Your goal: Please copy the entries from the start through the line that contains "Circle shape (520, 262, 527, 269)", replacing "FancyBboxPatch" with "Rectangle" and leaving everything else unchanged.
*** Input records
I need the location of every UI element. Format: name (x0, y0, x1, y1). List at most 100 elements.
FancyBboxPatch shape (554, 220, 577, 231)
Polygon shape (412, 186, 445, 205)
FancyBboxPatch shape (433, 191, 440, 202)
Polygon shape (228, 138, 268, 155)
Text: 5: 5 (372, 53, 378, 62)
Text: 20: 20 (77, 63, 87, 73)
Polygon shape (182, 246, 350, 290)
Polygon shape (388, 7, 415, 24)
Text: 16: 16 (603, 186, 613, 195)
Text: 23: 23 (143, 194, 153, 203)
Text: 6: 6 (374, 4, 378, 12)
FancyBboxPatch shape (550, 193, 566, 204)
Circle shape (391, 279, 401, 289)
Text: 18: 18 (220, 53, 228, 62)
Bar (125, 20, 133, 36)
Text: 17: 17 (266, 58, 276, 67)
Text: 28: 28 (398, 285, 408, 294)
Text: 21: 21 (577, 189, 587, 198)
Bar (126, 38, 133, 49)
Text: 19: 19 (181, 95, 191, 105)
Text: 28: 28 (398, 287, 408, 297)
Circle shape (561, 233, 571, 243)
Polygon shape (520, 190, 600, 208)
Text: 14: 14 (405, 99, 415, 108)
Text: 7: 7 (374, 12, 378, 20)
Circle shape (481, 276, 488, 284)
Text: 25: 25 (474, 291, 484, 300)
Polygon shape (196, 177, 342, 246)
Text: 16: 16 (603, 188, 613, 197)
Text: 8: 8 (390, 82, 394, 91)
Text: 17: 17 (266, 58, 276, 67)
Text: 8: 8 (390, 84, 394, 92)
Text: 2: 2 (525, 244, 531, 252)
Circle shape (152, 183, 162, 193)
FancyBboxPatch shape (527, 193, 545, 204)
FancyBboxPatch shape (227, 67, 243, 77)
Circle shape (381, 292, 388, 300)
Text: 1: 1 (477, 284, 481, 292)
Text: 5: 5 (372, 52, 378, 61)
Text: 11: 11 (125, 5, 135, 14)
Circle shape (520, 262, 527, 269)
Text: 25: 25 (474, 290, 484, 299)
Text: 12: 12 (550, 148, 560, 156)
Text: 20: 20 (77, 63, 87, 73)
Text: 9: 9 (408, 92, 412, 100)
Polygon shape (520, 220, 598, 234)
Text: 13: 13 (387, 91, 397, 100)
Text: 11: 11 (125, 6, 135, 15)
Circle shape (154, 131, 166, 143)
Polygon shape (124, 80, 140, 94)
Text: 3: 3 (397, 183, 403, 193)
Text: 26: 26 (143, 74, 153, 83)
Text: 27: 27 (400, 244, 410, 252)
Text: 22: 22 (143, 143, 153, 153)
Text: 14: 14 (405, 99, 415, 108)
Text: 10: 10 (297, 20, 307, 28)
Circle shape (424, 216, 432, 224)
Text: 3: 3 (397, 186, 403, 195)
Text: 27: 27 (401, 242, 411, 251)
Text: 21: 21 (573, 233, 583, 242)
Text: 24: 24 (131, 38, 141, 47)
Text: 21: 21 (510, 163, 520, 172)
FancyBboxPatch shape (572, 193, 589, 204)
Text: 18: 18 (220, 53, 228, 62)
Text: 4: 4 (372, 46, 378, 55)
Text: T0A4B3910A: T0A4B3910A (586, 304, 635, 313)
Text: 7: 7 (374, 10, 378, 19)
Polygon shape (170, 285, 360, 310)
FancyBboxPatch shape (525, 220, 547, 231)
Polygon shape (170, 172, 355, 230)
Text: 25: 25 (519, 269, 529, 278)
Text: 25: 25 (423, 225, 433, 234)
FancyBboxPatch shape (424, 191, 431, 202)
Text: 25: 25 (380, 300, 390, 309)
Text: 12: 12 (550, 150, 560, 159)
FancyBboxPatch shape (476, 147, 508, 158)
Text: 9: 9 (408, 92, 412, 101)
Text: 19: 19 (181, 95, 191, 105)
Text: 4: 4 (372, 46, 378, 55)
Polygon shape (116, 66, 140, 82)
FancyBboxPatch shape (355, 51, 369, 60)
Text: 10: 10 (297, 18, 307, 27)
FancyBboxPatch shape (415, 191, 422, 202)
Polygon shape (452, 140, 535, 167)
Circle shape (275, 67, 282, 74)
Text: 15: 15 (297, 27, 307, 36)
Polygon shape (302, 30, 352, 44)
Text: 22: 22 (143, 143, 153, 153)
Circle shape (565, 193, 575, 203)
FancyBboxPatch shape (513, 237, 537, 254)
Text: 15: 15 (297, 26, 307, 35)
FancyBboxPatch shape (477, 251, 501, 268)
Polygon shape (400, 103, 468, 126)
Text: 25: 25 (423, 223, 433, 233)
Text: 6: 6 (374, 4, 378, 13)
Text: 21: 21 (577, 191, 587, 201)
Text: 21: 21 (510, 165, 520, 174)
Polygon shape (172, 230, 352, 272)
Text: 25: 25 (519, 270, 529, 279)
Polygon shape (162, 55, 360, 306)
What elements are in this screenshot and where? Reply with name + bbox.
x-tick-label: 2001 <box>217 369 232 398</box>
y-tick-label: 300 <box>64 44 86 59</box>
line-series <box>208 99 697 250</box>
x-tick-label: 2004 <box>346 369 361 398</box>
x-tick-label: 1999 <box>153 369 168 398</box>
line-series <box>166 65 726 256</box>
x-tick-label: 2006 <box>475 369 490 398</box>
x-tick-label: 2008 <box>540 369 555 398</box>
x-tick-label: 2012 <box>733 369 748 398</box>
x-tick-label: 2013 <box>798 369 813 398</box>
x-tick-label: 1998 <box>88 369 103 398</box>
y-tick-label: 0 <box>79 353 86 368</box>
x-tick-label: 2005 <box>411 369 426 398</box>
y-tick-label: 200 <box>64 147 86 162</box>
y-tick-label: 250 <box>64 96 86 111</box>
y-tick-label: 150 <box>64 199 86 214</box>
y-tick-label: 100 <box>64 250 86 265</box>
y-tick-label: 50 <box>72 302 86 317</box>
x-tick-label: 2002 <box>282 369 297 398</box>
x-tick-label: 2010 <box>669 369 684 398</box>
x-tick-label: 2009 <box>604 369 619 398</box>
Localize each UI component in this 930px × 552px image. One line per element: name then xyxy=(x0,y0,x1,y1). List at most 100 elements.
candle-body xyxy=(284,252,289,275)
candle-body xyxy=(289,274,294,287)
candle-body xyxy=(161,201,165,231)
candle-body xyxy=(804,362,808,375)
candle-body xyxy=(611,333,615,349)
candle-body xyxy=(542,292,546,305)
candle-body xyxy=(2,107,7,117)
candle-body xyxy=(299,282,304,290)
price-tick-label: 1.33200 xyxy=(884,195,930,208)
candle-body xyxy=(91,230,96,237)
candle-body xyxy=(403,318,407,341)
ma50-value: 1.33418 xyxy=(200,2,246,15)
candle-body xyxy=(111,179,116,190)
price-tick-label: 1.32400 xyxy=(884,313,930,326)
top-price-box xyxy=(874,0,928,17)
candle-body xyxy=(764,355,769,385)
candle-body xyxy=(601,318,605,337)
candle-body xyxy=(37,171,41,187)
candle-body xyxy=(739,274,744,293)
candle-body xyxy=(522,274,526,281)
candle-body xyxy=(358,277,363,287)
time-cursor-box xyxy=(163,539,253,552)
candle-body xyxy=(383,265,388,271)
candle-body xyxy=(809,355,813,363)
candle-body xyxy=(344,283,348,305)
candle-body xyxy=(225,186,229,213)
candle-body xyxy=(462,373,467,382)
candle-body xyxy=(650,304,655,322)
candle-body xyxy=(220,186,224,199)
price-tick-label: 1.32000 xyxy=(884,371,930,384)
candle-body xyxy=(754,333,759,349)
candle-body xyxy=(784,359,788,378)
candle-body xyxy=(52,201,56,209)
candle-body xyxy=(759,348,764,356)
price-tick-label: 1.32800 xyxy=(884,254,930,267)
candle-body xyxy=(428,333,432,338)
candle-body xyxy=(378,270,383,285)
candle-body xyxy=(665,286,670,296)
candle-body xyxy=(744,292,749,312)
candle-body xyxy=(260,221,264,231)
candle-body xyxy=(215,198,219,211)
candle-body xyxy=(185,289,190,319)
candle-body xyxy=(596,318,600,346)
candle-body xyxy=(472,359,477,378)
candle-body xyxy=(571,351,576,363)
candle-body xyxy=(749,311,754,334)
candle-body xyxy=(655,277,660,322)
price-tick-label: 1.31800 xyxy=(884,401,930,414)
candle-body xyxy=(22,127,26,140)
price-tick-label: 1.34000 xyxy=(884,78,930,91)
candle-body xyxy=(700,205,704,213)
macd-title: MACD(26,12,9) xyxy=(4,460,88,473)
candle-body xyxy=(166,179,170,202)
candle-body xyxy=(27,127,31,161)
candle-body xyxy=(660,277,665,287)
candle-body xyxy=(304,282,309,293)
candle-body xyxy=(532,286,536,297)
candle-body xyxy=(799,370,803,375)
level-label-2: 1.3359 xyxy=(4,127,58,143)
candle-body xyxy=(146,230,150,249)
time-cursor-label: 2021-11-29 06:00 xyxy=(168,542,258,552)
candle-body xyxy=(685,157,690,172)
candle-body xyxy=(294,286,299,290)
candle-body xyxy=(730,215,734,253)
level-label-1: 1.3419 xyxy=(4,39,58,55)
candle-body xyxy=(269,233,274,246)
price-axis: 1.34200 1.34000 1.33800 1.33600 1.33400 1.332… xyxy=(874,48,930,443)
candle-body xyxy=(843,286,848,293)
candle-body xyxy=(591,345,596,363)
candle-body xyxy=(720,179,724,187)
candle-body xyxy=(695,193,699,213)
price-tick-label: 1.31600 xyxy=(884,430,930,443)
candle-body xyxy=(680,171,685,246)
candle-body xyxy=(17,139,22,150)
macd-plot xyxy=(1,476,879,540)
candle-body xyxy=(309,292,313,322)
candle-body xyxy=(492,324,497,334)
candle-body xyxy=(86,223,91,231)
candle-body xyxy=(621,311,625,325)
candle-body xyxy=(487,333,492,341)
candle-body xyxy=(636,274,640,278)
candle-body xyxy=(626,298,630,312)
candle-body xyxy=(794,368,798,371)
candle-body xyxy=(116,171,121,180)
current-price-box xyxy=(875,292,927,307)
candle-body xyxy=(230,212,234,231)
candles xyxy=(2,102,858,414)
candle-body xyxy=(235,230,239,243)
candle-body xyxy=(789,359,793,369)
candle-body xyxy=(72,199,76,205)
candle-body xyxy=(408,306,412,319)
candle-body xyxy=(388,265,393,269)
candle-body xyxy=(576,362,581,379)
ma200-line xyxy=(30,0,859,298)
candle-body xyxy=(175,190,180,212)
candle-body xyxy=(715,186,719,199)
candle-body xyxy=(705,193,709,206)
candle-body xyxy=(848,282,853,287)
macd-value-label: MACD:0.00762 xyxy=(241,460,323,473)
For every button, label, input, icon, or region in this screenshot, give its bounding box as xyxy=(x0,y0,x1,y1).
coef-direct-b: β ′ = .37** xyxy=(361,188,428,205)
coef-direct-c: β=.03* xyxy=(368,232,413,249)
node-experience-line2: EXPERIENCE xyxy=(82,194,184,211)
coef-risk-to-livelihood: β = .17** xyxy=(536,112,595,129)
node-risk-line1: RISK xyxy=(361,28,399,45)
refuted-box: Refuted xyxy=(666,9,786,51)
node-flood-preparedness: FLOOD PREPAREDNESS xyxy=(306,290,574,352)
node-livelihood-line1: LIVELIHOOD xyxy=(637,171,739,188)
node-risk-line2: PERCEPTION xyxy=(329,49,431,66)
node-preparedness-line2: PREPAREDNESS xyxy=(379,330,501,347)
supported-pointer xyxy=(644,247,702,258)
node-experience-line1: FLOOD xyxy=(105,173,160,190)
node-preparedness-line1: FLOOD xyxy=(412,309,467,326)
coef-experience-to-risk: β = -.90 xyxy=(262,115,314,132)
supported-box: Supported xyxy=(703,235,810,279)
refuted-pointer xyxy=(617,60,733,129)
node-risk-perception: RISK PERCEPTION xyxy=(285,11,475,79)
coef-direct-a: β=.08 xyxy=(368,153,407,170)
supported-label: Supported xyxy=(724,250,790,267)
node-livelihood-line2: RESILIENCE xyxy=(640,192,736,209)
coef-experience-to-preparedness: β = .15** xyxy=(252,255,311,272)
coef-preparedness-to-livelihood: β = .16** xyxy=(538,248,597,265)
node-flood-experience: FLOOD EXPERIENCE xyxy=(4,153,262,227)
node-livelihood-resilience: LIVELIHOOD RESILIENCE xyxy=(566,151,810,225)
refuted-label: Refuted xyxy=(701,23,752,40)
******
Answer for this exercise:
I need the location of every UI element. Format: name (x0, y0, x1, y1). List at most 100 elements.
Rectangle shape (554, 220, 577, 231)
Polygon shape (412, 186, 445, 205)
Rectangle shape (433, 191, 440, 202)
Polygon shape (228, 138, 268, 155)
Text: 5: 5 (372, 53, 378, 62)
Text: 20: 20 (77, 63, 87, 73)
Polygon shape (182, 246, 350, 290)
Polygon shape (388, 7, 415, 24)
Text: 16: 16 (603, 186, 613, 195)
Text: 23: 23 (143, 194, 153, 203)
Text: 6: 6 (374, 4, 378, 12)
Rectangle shape (550, 193, 566, 204)
Circle shape (391, 279, 401, 289)
Text: 18: 18 (220, 53, 228, 62)
Bar (125, 20, 133, 36)
Text: 17: 17 (266, 58, 276, 67)
Text: 28: 28 (398, 285, 408, 294)
Text: 21: 21 (577, 189, 587, 198)
Bar (126, 38, 133, 49)
Text: 19: 19 (181, 95, 191, 105)
Text: 28: 28 (398, 287, 408, 297)
Circle shape (561, 233, 571, 243)
Polygon shape (520, 190, 600, 208)
Text: 14: 14 (405, 99, 415, 108)
Text: 7: 7 (374, 12, 378, 20)
Circle shape (481, 276, 488, 284)
Text: 25: 25 (474, 291, 484, 300)
Polygon shape (196, 177, 342, 246)
Text: 16: 16 (603, 188, 613, 197)
Text: 8: 8 (390, 82, 394, 91)
Text: 17: 17 (266, 58, 276, 67)
Text: 8: 8 (390, 84, 394, 92)
Text: 2: 2 (525, 244, 531, 252)
Circle shape (152, 183, 162, 193)
Rectangle shape (527, 193, 545, 204)
Rectangle shape (227, 67, 243, 77)
Circle shape (381, 292, 388, 300)
Text: 1: 1 (477, 284, 481, 292)
Text: 5: 5 (372, 52, 378, 61)
Text: 11: 11 (125, 5, 135, 14)
Circle shape (520, 262, 527, 269)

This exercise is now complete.